__PROBLEM DESCRIPTION__. Find the word "items" in the material below and gather every line that contains it.

Part of a data file
------------------------------------------------------------------------
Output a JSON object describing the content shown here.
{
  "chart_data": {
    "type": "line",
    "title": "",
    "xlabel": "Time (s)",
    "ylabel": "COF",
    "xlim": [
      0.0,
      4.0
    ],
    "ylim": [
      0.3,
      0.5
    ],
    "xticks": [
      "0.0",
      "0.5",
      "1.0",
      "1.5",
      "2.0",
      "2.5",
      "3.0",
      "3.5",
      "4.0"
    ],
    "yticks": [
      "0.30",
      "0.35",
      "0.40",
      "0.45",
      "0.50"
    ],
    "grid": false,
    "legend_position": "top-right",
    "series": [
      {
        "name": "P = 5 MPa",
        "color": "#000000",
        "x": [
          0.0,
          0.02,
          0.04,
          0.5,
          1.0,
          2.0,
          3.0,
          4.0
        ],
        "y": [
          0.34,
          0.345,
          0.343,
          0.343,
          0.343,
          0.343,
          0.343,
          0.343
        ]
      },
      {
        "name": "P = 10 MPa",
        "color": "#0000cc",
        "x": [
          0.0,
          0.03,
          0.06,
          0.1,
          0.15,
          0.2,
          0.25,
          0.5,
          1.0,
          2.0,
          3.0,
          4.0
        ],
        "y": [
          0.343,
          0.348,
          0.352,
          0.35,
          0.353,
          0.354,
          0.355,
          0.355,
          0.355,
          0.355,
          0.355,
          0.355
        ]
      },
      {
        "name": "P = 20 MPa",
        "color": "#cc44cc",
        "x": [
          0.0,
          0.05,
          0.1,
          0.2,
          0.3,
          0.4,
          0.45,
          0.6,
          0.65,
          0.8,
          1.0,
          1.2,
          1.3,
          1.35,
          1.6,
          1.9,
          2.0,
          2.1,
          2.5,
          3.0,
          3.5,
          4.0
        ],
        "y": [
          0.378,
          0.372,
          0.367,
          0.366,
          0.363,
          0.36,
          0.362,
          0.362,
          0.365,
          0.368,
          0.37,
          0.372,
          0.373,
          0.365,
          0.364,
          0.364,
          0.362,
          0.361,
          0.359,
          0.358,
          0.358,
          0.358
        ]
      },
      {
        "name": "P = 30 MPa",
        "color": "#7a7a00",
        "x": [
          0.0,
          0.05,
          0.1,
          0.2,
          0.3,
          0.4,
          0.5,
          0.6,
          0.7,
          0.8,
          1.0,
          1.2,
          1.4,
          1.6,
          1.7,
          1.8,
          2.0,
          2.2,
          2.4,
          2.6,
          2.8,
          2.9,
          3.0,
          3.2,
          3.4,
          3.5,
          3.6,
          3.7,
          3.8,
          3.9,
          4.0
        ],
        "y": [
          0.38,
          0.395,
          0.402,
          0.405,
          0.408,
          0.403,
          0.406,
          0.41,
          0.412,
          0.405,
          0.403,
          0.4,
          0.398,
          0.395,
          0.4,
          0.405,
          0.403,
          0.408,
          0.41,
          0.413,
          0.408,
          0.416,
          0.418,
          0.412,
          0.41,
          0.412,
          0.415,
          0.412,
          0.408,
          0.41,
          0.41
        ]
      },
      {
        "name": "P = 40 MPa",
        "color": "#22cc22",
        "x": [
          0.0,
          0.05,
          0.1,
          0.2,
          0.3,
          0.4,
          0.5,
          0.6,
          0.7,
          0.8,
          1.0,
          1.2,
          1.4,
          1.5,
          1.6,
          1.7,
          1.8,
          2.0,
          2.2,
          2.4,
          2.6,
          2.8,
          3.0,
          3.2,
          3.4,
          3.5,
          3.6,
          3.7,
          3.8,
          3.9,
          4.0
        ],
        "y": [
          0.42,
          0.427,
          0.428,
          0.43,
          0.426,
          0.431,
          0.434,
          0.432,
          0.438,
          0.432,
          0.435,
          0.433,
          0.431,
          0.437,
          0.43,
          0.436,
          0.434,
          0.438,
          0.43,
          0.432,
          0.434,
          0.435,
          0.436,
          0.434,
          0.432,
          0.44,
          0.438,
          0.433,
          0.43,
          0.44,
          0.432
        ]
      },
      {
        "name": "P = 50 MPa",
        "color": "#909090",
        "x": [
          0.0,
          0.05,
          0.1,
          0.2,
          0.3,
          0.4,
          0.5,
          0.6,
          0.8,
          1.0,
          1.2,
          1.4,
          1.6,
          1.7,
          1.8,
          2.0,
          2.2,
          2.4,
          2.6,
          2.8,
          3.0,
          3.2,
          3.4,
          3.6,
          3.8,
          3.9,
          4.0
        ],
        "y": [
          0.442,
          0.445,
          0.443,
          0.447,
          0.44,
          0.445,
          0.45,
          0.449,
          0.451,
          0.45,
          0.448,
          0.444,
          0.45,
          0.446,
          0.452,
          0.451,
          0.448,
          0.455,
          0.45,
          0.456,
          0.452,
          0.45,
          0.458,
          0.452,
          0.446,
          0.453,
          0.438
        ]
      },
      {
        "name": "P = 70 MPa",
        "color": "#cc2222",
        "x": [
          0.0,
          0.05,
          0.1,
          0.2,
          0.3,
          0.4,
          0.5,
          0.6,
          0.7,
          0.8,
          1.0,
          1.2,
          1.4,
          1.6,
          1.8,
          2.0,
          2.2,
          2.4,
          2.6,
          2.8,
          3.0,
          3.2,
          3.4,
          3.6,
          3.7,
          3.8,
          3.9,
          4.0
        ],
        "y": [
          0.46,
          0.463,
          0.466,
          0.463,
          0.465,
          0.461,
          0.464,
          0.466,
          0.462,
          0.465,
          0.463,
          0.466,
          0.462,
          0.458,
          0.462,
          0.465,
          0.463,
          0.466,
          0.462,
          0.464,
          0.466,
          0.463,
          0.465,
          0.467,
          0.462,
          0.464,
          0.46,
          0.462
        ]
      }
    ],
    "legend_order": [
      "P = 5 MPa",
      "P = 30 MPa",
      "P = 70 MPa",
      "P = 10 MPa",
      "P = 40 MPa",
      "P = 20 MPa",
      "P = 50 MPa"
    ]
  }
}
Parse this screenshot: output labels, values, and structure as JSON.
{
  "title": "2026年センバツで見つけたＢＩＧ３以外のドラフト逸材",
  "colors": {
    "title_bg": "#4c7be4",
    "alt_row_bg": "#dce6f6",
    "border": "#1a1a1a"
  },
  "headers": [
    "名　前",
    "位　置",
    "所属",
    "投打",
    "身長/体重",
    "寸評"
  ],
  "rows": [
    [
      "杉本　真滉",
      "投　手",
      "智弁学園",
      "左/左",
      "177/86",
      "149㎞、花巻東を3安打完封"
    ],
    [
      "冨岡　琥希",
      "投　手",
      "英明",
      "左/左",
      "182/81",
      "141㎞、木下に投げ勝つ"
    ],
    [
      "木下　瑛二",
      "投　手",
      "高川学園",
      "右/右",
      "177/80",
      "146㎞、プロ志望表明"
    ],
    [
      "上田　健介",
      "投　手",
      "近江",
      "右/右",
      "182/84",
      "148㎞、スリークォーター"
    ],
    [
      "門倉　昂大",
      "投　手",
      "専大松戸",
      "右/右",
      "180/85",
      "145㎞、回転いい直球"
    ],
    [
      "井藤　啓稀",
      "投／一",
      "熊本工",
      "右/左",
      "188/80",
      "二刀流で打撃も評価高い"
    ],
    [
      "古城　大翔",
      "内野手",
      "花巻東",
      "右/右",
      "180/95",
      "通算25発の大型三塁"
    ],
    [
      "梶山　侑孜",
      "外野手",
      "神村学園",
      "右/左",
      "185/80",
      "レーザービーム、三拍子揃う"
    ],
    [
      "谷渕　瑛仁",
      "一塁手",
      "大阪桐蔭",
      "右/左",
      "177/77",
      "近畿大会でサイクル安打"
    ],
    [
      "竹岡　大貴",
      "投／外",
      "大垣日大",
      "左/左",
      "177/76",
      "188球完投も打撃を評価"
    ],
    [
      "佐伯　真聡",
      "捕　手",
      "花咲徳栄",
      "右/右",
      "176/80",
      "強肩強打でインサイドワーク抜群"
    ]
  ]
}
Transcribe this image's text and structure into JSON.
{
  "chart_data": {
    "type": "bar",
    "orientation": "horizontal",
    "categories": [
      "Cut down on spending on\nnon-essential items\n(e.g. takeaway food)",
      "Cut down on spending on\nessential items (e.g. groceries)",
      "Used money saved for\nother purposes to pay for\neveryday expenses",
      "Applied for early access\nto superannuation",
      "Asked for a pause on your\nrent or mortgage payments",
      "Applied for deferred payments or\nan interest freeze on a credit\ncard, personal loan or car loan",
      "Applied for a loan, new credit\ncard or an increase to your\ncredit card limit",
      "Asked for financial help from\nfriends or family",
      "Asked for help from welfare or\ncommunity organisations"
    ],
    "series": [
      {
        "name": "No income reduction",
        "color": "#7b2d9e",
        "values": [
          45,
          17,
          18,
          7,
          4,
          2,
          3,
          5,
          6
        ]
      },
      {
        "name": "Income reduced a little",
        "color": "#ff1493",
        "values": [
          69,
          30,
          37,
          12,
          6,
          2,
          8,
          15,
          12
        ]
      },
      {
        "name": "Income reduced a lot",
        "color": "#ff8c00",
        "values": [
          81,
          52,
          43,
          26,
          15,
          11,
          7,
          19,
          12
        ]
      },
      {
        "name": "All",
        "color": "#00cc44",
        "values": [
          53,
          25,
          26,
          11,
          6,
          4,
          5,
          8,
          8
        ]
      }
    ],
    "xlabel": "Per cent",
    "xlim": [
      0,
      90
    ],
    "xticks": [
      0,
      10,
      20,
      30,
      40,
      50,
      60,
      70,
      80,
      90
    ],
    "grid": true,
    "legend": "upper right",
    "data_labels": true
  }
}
------------------------------------------------------------------------
__THE SOLUTION__.
      "Cut down on spending on\nnon-essential items\n(e.g. takeaway food)",
      "Cut down on spending on\nessential items (e.g. groceries)",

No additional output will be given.